## Texto de origem
━━━━

Câmara de Vereadores de Guaíba

PARECER JURÍDICO

PROCESSO : Projeto de Lei do Legislativo n.º 057/2024
PROPONENTE : Ver. Rosalvo Duarte
     
PARECER : Nº 126/2024
REQUERENTE : #REQUERENTE#

"Dispõe sobre a obrigatoriedade das instituições de ensino públicas e privadas, seja de nível básico, fundamental, médio, técnico e superior, a oferecerem canais sigilosos de denúncias sobre a Prática de “bullying”, e dá outras previdências"

1. Relatório:

O Vereador Rosalvo Duarte (PL) apresentou o Projeto de Lei nº 057/2024 à Câmara Municipal, o qual “Dispõe sobre a obrigatoriedade das instituições de ensino públicas e privadas, seja de nível básico, fundamental, médio, técnico e superior, a oferecerem canais sigilosos de denúncias sobre a Prática de “bullying”, e dá outras previdências”. A proposição foi encaminhada a esta Procuradoria pelo Presidente da Câmara Municipal para análise com fulcro no art. 94 do Regimento Interno.

2. Mérito:

O artigo 18 da Constituição Federal de 1988, inaugurando o tema da organização do Estado, prevê que “A organização político-administrativa da República Federativa do Brasil compreende a União, os Estados, o Distrito Federal e os Municípios, todos autônomos, nos termos desta Constituição.” O termo “autonomia política”, sob o ponto de vista jurídico, congrega um conjunto de capacidades conferidas aos entes federados para instituir a sua organização, legislação, a administração e o governo próprios.

━━━━

## Informações fornecidas
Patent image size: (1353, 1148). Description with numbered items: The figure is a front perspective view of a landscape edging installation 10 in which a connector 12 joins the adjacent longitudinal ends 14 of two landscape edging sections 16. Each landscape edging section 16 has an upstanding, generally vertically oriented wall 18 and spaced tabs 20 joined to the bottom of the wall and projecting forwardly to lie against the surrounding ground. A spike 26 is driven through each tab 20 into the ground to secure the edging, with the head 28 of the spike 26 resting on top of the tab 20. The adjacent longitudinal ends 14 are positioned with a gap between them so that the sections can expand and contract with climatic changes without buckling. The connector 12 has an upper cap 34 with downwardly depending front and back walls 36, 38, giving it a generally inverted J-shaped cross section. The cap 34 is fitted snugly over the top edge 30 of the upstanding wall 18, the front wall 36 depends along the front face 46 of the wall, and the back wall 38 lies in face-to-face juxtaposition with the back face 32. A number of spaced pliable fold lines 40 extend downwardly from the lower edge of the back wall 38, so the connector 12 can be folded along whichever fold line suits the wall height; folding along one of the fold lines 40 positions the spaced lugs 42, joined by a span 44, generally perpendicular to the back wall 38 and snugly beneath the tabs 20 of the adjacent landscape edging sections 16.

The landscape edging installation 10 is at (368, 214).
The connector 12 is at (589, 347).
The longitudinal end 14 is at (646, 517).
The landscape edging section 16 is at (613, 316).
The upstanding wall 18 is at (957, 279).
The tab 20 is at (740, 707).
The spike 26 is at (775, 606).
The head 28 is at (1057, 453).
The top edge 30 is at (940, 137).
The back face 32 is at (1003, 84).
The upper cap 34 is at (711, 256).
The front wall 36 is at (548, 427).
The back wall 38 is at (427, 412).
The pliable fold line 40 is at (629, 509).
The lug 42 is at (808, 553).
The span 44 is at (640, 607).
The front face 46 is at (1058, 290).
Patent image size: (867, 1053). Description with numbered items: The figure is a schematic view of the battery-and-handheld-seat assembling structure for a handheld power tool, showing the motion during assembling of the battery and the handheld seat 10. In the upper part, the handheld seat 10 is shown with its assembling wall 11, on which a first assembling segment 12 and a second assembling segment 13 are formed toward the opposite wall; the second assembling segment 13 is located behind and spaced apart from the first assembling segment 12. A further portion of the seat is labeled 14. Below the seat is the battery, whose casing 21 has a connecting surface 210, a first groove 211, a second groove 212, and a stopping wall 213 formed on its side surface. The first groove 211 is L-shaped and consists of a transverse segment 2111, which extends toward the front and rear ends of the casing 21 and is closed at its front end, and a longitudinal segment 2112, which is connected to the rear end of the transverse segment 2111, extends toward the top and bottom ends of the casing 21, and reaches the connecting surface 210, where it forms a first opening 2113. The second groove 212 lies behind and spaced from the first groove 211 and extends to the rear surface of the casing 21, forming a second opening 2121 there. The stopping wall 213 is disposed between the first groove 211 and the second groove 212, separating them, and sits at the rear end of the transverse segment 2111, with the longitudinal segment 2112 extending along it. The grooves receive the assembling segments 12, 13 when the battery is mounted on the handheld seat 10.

━━━━

## Descrição da tarefa
De acordo com o parecer jurídico, em qual artigo do Regimento Interno se fundamentou o encaminhamento da proposição à Procuradoria?

## Solução redigida
No art. 94 do Regimento Interno.